== Material for this task ==
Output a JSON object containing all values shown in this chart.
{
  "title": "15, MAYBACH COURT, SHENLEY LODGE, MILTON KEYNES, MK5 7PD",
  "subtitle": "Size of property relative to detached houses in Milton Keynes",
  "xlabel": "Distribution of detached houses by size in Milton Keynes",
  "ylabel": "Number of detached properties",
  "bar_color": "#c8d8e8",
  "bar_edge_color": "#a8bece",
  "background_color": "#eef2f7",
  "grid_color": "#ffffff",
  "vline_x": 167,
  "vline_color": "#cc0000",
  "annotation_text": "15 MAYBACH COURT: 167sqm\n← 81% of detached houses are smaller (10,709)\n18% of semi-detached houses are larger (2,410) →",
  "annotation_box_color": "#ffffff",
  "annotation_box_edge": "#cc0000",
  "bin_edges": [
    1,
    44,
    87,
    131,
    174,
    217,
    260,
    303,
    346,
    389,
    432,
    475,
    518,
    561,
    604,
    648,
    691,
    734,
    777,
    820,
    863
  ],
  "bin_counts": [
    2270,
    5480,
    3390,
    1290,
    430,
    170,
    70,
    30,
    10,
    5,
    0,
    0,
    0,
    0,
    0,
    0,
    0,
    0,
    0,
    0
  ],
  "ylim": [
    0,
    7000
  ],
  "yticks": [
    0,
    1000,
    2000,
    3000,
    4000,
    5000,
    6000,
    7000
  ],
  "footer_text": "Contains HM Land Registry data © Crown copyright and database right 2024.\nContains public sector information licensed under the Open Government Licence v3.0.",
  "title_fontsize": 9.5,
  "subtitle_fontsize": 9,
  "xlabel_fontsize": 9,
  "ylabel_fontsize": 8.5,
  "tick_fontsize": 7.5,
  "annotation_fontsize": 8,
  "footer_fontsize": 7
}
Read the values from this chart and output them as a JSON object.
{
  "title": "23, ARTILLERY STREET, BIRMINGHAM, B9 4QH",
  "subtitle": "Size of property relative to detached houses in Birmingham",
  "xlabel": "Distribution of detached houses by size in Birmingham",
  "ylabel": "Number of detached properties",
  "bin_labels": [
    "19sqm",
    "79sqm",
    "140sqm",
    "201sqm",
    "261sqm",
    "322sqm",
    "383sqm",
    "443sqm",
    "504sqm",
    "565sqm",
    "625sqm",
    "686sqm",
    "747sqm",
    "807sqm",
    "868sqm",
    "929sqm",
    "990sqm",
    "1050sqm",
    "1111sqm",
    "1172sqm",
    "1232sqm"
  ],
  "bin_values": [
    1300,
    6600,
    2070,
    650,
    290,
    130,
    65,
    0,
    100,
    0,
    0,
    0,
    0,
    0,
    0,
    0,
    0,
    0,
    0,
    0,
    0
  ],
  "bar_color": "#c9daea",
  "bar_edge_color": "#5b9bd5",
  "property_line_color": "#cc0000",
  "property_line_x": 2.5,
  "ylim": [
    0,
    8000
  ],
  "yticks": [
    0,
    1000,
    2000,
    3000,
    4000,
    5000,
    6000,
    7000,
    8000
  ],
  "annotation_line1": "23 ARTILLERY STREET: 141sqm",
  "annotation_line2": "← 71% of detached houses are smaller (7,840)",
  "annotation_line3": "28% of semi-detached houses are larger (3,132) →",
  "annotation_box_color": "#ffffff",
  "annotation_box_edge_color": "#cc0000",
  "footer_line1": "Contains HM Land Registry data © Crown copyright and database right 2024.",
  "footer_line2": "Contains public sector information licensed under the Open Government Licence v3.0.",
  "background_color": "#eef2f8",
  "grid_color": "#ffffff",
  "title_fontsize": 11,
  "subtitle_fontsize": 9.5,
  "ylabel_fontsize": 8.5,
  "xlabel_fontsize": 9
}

== Problem to work on ==
Using the listing above, pull out all lines that hold the word "information".

== Solution to the exercise ==
  "footer_text": "Contains HM Land Registry data © Crown copyright and database right 2024.\nContains public sector information licensed under the Open Government Licence v3.0.",
  "footer_line2": "Contains public sector information licensed under the Open Government Licence v3.0.",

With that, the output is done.